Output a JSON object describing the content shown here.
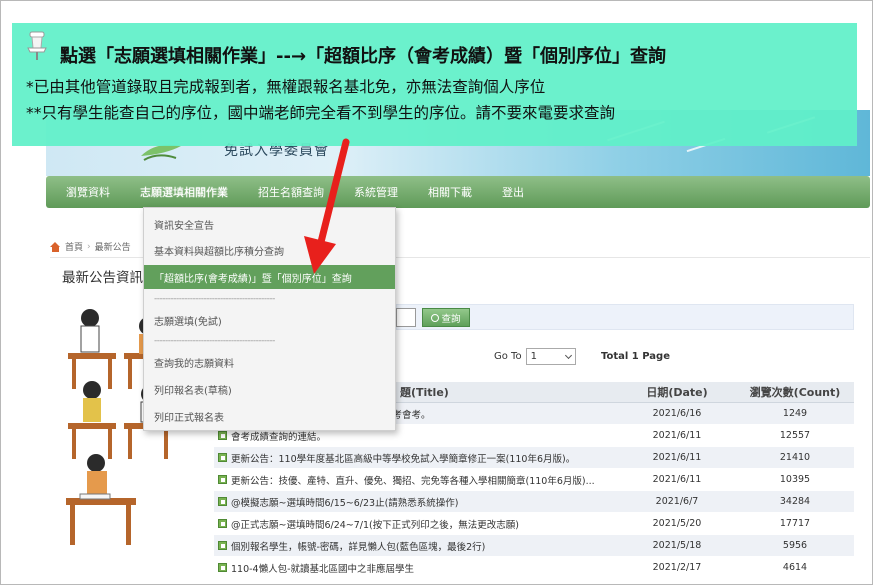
{
  "banner": {
    "text": "免試入學委員會"
  },
  "nav": {
    "items": [
      {
        "label": "瀏覽資料"
      },
      {
        "label": "志願選填相關作業"
      },
      {
        "label": "招生名額查詢"
      },
      {
        "label": "系統管理"
      },
      {
        "label": "相關下載"
      },
      {
        "label": "登出"
      }
    ]
  },
  "breadcrumb": {
    "home": "首頁",
    "current": "最新公告"
  },
  "section": {
    "title": "最新公告資訊"
  },
  "dropdown": {
    "items": [
      "資訊安全宣告",
      "基本資料與超額比序積分查詢",
      "「超額比序(會考成績)」暨「個別序位」查詢",
      "志願選填(免試)",
      "查詢我的志願資料",
      "列印報名表(草稿)",
      "列印正式報名表"
    ],
    "divider": "--------------------------------------------"
  },
  "search": {
    "button_label": "查詢"
  },
  "pager": {
    "goto_label": "Go To",
    "page_value": "1",
    "total_label": "Total 1 Page"
  },
  "table": {
    "headers": {
      "title": "題(Title)",
      "date": "日期(Date)",
      "count": "瀏覽次數(Count)"
    },
    "rows": [
      {
        "title": "考成績，若無成績則須追蹤該生是否有考會考。",
        "date": "2021/6/16",
        "count": "1249"
      },
      {
        "title": "會考成績查詢的連結。",
        "date": "2021/6/11",
        "count": "12557"
      },
      {
        "title": "更新公告：110學年度基北區高級中等學校免試入學簡章修正一案(110年6月版)。",
        "date": "2021/6/11",
        "count": "21410"
      },
      {
        "title": "更新公告：技優、產特、直升、優免、獨招、完免等各種入學相關簡章(110年6月版)...",
        "date": "2021/6/11",
        "count": "10395"
      },
      {
        "title": "@模擬志願~選填時間6/15~6/23止(請熟悉系統操作)",
        "date": "2021/6/7",
        "count": "34284"
      },
      {
        "title": "@正式志願~選填時間6/24~7/1(按下正式列印之後，無法更改志願)",
        "date": "2021/5/20",
        "count": "17717"
      },
      {
        "title": "個別報名學生，帳號-密碼，詳見懶人包(藍色區塊，最後2行)",
        "date": "2021/5/18",
        "count": "5956"
      },
      {
        "title": "110-4懶人包-就讀基北區國中之非應屆學生",
        "date": "2021/2/17",
        "count": "4614"
      }
    ]
  },
  "overlay": {
    "title": "點選「志願選填相關作業」--→「超額比序（會考成績）暨「個別序位」查詢",
    "line1": "*已由其他管道錄取且完成報到者，無權跟報名基北免，亦無法查詢個人序位",
    "line2": "**只有學生能查自己的序位，國中端老師完全看不到學生的序位。請不要來電要求查詢"
  },
  "colors": {
    "overlay": "#60f0c8",
    "nav_green": "#5f9a58",
    "arrow_red": "#e8201c"
  }
}
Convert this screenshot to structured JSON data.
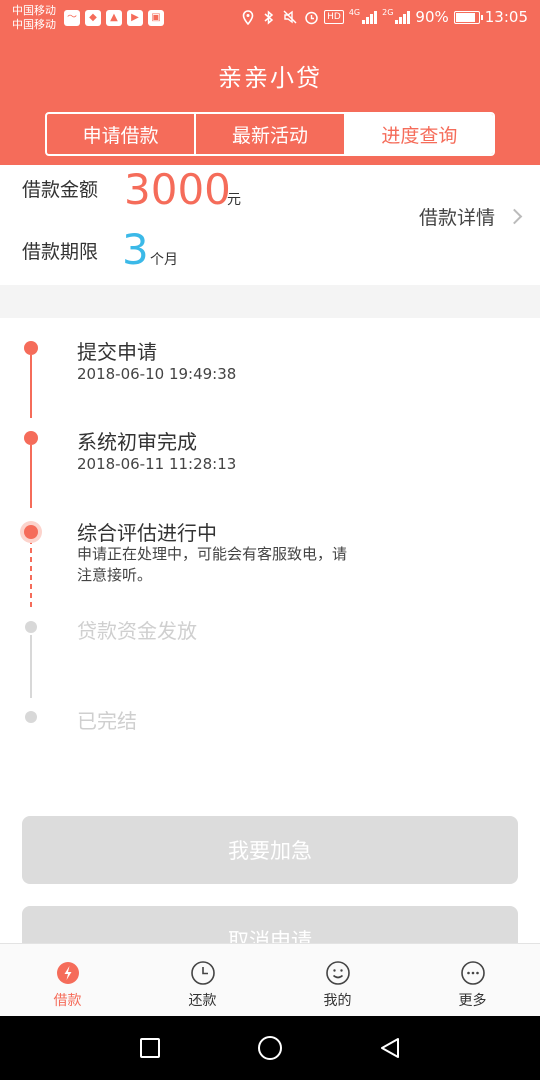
{
  "status_bar": {
    "carrier_1": "中国移动",
    "carrier_2": "中国移动",
    "network_1": "4G",
    "network_2": "2G",
    "battery": "90%",
    "battery_level": 0.9,
    "time": "13:05",
    "hd_label": "HD",
    "icons": [
      "location-icon",
      "bluetooth-icon",
      "mute-icon",
      "alarm-icon"
    ]
  },
  "header": {
    "title": "亲亲小贷",
    "tabs": [
      {
        "label": "申请借款",
        "active": false
      },
      {
        "label": "最新活动",
        "active": false
      },
      {
        "label": "进度查询",
        "active": true
      }
    ]
  },
  "loan_summary": {
    "amount_label": "借款金额",
    "amount_value": "3000",
    "amount_unit": "元",
    "term_label": "借款期限",
    "term_value": "3",
    "term_unit": "个月",
    "detail_link": "借款详情"
  },
  "timeline": {
    "steps": [
      {
        "title": "提交申请",
        "time": "2018-06-10 19:49:38",
        "status": "done"
      },
      {
        "title": "系统初审完成",
        "time": "2018-06-11 11:28:13",
        "status": "done"
      },
      {
        "title": "综合评估进行中",
        "desc": "申请正在处理中，可能会有客服致电，请注意接听。",
        "status": "current"
      },
      {
        "title": "贷款资金发放",
        "status": "pending"
      },
      {
        "title": "已完结",
        "status": "pending"
      }
    ]
  },
  "actions": {
    "urgent_button": "我要加急",
    "cancel_button": "取消申请"
  },
  "bottom_nav": {
    "items": [
      {
        "label": "借款",
        "icon": "lightning-icon",
        "active": true
      },
      {
        "label": "还款",
        "icon": "clock-icon",
        "active": false
      },
      {
        "label": "我的",
        "icon": "smiley-icon",
        "active": false
      },
      {
        "label": "更多",
        "icon": "more-icon",
        "active": false
      }
    ]
  },
  "colors": {
    "brand": "#f56c5a",
    "term_accent": "#3bb9e8",
    "disabled_button": "#dcdcdc"
  }
}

● ● ● ● ● ● ●

# SET PROBLEM
Make an exact copy of the whole listing, but don't bring over any pictures.

# RESPONSE FOR THIS EXERCISE
Output a JSON object describing the content shown here.
{
  "banner": {
    "text": "免試入學委員會"
  },
  "nav": {
    "items": [
      {
        "label": "瀏覽資料"
      },
      {
        "label": "志願選填相關作業"
      },
      {
        "label": "招生名額查詢"
      },
      {
        "label": "系統管理"
      },
      {
        "label": "相關下載"
      },
      {
        "label": "登出"
      }
    ]
  },
  "breadcrumb": {
    "home": "首頁",
    "current": "最新公告"
  },
  "section": {
    "title": "最新公告資訊"
  },
  "dropdown": {
    "items": [
      "資訊安全宣告",
      "基本資料與超額比序積分查詢",
      "「超額比序(會考成績)」暨「個別序位」查詢",
      "志願選填(免試)",
      "查詢我的志願資料",
      "列印報名表(草稿)",
      "列印正式報名表"
    ],
    "divider": "--------------------------------------------"
  },
  "search": {
    "button_label": "查詢"
  },
  "pager": {
    "goto_label": "Go To",
    "page_value": "1",
    "total_label": "Total 1 Page"
  },
  "table": {
    "headers": {
      "title": "題(Title)",
      "date": "日期(Date)",
      "count": "瀏覽次數(Count)"
    },
    "rows": [
      {
        "title": "考成績，若無成績則須追蹤該生是否有考會考。",
        "date": "2021/6/16",
        "count": "1249"
      },
      {
        "title": "會考成績查詢的連結。",
        "date": "2021/6/11",
        "count": "12557"
      },
      {
        "title": "更新公告：110學年度基北區高級中等學校免試入學簡章修正一案(110年6月版)。",
        "date": "2021/6/11",
        "count": "21410"
      },
      {
        "title": "更新公告：技優、產特、直升、優免、獨招、完免等各種入學相關簡章(110年6月版)...",
        "date": "2021/6/11",
        "count": "10395"
      },
      {
        "title": "@模擬志願~選填時間6/15~6/23止(請熟悉系統操作)",
        "date": "2021/6/7",
        "count": "34284"
      },
      {
        "title": "@正式志願~選填時間6/24~7/1(按下正式列印之後，無法更改志願)",
        "date": "2021/5/20",
        "count": "17717"
      },
      {
        "title": "個別報名學生，帳號-密碼，詳見懶人包(藍色區塊，最後2行)",
        "date": "2021/5/18",
        "count": "5956"
      },
      {
        "title": "110-4懶人包-就讀基北區國中之非應屆學生",
        "date": "2021/2/17",
        "count": "4614"
      }
    ]
  },
  "overlay": {
    "title": "點選「志願選填相關作業」--→「超額比序（會考成績）暨「個別序位」查詢",
    "line1": "*已由其他管道錄取且完成報到者，無權跟報名基北免，亦無法查詢個人序位",
    "line2": "**只有學生能查自己的序位，國中端老師完全看不到學生的序位。請不要來電要求查詢"
  },
  "colors": {
    "overlay": "#60f0c8",
    "nav_green": "#5f9a58",
    "arrow_red": "#e8201c"
  }
}
Convert this screenshot to structured JSON data.
{
  "status_bar": {
    "carrier_1": "中国移动",
    "carrier_2": "中国移动",
    "network_1": "4G",
    "network_2": "2G",
    "battery": "90%",
    "battery_level": 0.9,
    "time": "13:05",
    "hd_label": "HD",
    "icons": [
      "location-icon",
      "bluetooth-icon",
      "mute-icon",
      "alarm-icon"
    ]
  },
  "header": {
    "title": "亲亲小贷",
    "tabs": [
      {
        "label": "申请借款",
        "active": false
      },
      {
        "label": "最新活动",
        "active": false
      },
      {
        "label": "进度查询",
        "active": true
      }
    ]
  },
  "loan_summary": {
    "amount_label": "借款金额",
    "amount_value": "3000",
    "amount_unit": "元",
    "term_label": "借款期限",
    "term_value": "3",
    "term_unit": "个月",
    "detail_link": "借款详情"
  },
  "timeline": {
    "steps": [
      {
        "title": "提交申请",
        "time": "2018-06-10 19:49:38",
        "status": "done"
      },
      {
        "title": "系统初审完成",
        "time": "2018-06-11 11:28:13",
        "status": "done"
      },
      {
        "title": "综合评估进行中",
        "desc": "申请正在处理中，可能会有客服致电，请注意接听。",
        "status": "current"
      },
      {
        "title": "贷款资金发放",
        "status": "pending"
      },
      {
        "title": "已完结",
        "status": "pending"
      }
    ]
  },
  "actions": {
    "urgent_button": "我要加急",
    "cancel_button": "取消申请"
  },
  "bottom_nav": {
    "items": [
      {
        "label": "借款",
        "icon": "lightning-icon",
        "active": true
      },
      {
        "label": "还款",
        "icon": "clock-icon",
        "active": false
      },
      {
        "label": "我的",
        "icon": "smiley-icon",
        "active": false
      },
      {
        "label": "更多",
        "icon": "more-icon",
        "active": false
      }
    ]
  },
  "colors": {
    "brand": "#f56c5a",
    "term_accent": "#3bb9e8",
    "disabled_button": "#dcdcdc"
  }
}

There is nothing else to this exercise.